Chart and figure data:
┌──

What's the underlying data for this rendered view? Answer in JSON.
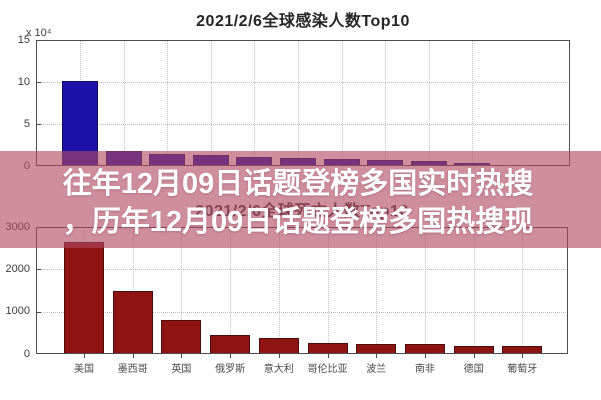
{
  "overlay": {
    "line1": "往年12月09日话题登榜多国实时热搜",
    "line2": "，历年12月09日话题登榜多国热搜现",
    "band_color": "#cf8e9e",
    "text_color": "#ffffff"
  },
  "chart_data": [
    {
      "type": "bar",
      "title": "2021/2/6全球感染人数Top10",
      "y_unit_label": "x 10⁴",
      "ylim": [
        0,
        15
      ],
      "yticks": [
        0,
        5,
        10,
        15
      ],
      "values": [
        10.1,
        1.8,
        1.4,
        1.3,
        1.1,
        0.95,
        0.8,
        0.7,
        0.55,
        0.4
      ],
      "bar_color": "#1c12aa",
      "first_bar_color": "#1c12aa",
      "grid": "on",
      "categories_note": "x-axis labels hidden behind text banner"
    },
    {
      "type": "bar",
      "title": "2021/2/6全球死亡人数Top10",
      "ylim": [
        0,
        3000
      ],
      "yticks": [
        0,
        1000,
        2000,
        3000
      ],
      "categories": [
        "美国",
        "墨西哥",
        "英国",
        "俄罗斯",
        "意大利",
        "哥伦比亚",
        "波兰",
        "南非",
        "德国",
        "葡萄牙"
      ],
      "values": [
        2650,
        1480,
        800,
        460,
        370,
        270,
        245,
        245,
        200,
        185
      ],
      "bar_color": "#8e1414",
      "grid": "on",
      "title_note": "title mostly hidden behind text banner"
    }
  ]
}
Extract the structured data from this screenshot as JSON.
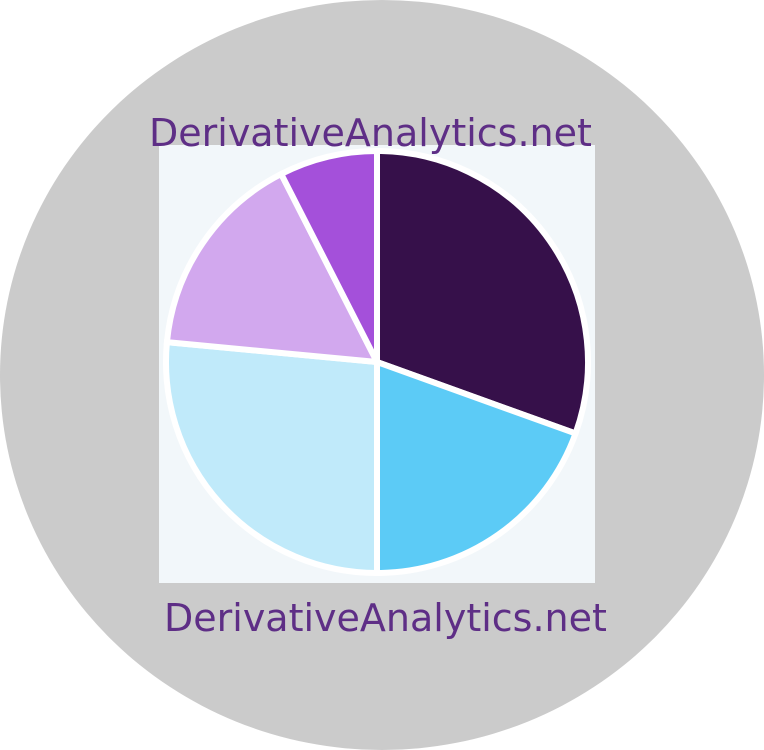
{
  "brand": {
    "wordmark_top": "DerivativeAnalytics.net",
    "wordmark_bottom": "DerivativeAnalytics.net"
  },
  "colors": {
    "badge_background": "#cbcbcb",
    "panel_background": "#f2f7fa",
    "wordmark": "#5e2e86",
    "separator": "#ffffff"
  },
  "chart_data": {
    "type": "pie",
    "title": "",
    "slices": [
      {
        "value": 30.5,
        "color": "#36104a"
      },
      {
        "value": 19.5,
        "color": "#5ccbf6"
      },
      {
        "value": 26.5,
        "color": "#c0eafa"
      },
      {
        "value": 16.0,
        "color": "#d2a8ee"
      },
      {
        "value": 7.5,
        "color": "#a450da"
      }
    ],
    "start_angle_deg": 0,
    "direction": "clockwise",
    "legend": "none",
    "grid": false
  }
}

└──

● DO THIS
Repeat the material verbatim. Do not carry over any picture.

● RESPONSE TO THE EXERCISE
What's the underlying data for this rendered view? Answer in JSON.
{
  "overlay": {
    "line1": "往年12月09日话题登榜多国实时热搜",
    "line2": "，历年12月09日话题登榜多国热搜现",
    "band_color": "#cf8e9e",
    "text_color": "#ffffff"
  },
  "chart_data": [
    {
      "type": "bar",
      "title": "2021/2/6全球感染人数Top10",
      "y_unit_label": "x 10⁴",
      "ylim": [
        0,
        15
      ],
      "yticks": [
        0,
        5,
        10,
        15
      ],
      "values": [
        10.1,
        1.8,
        1.4,
        1.3,
        1.1,
        0.95,
        0.8,
        0.7,
        0.55,
        0.4
      ],
      "bar_color": "#1c12aa",
      "first_bar_color": "#1c12aa",
      "grid": "on",
      "categories_note": "x-axis labels hidden behind text banner"
    },
    {
      "type": "bar",
      "title": "2021/2/6全球死亡人数Top10",
      "ylim": [
        0,
        3000
      ],
      "yticks": [
        0,
        1000,
        2000,
        3000
      ],
      "categories": [
        "美国",
        "墨西哥",
        "英国",
        "俄罗斯",
        "意大利",
        "哥伦比亚",
        "波兰",
        "南非",
        "德国",
        "葡萄牙"
      ],
      "values": [
        2650,
        1480,
        800,
        460,
        370,
        270,
        245,
        245,
        200,
        185
      ],
      "bar_color": "#8e1414",
      "grid": "on",
      "title_note": "title mostly hidden behind text banner"
    }
  ]
}
Extract the structured data from this screenshot as JSON.
{
  "brand": {
    "wordmark_top": "DerivativeAnalytics.net",
    "wordmark_bottom": "DerivativeAnalytics.net"
  },
  "colors": {
    "badge_background": "#cbcbcb",
    "panel_background": "#f2f7fa",
    "wordmark": "#5e2e86",
    "separator": "#ffffff"
  },
  "chart_data": {
    "type": "pie",
    "title": "",
    "slices": [
      {
        "value": 30.5,
        "color": "#36104a"
      },
      {
        "value": 19.5,
        "color": "#5ccbf6"
      },
      {
        "value": 26.5,
        "color": "#c0eafa"
      },
      {
        "value": 16.0,
        "color": "#d2a8ee"
      },
      {
        "value": 7.5,
        "color": "#a450da"
      }
    ],
    "start_angle_deg": 0,
    "direction": "clockwise",
    "legend": "none",
    "grid": false
  }
}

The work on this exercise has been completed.